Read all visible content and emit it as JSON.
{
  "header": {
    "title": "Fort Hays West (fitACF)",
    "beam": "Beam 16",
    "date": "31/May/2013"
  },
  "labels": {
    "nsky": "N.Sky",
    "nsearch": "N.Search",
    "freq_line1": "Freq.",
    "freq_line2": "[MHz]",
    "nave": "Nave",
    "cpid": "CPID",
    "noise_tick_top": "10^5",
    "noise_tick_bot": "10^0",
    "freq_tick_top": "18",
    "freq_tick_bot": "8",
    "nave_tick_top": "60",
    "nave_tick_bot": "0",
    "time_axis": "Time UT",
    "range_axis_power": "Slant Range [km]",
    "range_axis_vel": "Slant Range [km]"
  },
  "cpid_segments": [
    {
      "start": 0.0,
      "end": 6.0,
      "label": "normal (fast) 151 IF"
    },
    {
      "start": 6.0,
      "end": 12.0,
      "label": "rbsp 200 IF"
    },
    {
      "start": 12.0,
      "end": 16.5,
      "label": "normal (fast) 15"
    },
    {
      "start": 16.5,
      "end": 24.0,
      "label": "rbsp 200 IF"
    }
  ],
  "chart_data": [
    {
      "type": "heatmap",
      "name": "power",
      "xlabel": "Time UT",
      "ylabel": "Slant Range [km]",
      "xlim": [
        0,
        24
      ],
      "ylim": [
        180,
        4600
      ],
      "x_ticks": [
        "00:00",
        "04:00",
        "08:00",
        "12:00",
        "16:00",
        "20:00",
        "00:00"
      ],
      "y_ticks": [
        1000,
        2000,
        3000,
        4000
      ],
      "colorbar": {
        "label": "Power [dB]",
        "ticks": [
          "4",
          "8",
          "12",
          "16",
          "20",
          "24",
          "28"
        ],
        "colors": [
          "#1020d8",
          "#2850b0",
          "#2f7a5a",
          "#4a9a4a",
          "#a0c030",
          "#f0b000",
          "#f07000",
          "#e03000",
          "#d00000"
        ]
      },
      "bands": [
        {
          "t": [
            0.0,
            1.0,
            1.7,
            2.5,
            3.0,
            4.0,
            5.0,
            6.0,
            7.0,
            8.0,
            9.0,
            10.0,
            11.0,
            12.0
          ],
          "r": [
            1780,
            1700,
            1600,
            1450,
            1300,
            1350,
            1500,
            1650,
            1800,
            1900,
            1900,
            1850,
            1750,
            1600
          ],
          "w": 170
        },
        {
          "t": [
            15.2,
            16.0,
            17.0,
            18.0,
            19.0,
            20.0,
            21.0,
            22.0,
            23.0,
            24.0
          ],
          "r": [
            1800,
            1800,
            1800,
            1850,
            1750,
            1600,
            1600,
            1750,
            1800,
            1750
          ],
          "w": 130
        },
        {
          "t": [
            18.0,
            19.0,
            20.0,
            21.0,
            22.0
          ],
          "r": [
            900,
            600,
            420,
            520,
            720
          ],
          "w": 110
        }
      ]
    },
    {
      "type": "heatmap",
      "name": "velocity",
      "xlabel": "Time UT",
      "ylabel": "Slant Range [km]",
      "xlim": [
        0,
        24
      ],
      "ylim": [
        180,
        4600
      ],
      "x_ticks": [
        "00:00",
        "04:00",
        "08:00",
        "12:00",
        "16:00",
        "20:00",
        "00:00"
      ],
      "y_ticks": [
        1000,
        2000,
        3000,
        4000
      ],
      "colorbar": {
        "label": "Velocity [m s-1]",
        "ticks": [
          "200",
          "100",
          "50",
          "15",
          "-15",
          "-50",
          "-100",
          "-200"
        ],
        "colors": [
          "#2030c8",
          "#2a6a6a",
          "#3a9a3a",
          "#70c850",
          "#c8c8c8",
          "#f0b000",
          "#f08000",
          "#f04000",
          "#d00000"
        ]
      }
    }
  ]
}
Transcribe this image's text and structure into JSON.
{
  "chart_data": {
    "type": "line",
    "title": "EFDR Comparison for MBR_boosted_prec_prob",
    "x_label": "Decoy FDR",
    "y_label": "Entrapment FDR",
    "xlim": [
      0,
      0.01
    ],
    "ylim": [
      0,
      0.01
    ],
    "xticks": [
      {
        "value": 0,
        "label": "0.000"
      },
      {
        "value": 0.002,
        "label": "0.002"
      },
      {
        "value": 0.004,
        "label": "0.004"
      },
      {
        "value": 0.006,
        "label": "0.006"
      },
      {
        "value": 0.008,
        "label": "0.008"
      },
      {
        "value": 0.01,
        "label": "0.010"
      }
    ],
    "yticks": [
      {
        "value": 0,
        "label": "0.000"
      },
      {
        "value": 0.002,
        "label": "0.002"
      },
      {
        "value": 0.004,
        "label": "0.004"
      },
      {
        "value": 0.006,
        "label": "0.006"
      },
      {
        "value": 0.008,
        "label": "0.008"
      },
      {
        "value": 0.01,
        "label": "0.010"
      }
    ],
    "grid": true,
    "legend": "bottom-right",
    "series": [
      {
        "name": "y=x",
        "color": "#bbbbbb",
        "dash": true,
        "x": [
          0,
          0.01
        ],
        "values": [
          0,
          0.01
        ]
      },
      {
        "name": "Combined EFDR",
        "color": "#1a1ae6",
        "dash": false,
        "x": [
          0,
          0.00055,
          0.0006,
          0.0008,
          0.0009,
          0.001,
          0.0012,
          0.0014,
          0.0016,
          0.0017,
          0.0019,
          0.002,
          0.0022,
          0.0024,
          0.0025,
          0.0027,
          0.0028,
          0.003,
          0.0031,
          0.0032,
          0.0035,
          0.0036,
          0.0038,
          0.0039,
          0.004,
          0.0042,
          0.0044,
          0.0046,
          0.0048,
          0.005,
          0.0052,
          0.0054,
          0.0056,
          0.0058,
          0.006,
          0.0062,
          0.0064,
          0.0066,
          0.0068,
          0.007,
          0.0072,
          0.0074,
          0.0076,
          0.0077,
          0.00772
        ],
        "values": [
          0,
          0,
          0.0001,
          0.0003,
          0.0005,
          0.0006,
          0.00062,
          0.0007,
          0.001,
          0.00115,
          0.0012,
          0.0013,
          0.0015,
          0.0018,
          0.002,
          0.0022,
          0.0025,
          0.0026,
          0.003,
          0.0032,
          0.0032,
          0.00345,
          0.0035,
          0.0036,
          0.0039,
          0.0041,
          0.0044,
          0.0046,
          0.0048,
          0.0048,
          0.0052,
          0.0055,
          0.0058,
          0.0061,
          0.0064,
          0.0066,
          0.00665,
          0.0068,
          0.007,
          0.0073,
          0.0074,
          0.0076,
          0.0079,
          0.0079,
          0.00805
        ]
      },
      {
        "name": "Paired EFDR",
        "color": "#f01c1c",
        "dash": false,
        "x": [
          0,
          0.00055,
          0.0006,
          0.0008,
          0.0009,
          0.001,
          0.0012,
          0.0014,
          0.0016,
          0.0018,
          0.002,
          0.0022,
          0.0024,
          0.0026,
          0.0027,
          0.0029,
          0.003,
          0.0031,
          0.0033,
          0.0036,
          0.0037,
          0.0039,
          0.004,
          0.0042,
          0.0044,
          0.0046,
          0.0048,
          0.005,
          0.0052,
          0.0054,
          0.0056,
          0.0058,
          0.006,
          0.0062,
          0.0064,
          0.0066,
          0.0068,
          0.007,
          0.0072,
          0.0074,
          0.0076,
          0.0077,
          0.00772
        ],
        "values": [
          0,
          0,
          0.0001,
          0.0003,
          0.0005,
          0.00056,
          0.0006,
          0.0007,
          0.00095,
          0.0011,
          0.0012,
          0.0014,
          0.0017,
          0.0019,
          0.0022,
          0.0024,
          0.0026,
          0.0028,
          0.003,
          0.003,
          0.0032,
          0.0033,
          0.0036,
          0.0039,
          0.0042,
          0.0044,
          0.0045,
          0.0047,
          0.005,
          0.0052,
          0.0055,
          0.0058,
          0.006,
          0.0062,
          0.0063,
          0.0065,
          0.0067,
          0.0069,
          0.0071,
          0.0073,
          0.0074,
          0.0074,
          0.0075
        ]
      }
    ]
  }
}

★ ★ ★ ★ ★

■ Direction ■
Check every line of the data above for the string "fast", and copy those that have it.

■ Task solution ■
      "label": "normal (fast) 151 IF"
      "label": "normal (fast) 15"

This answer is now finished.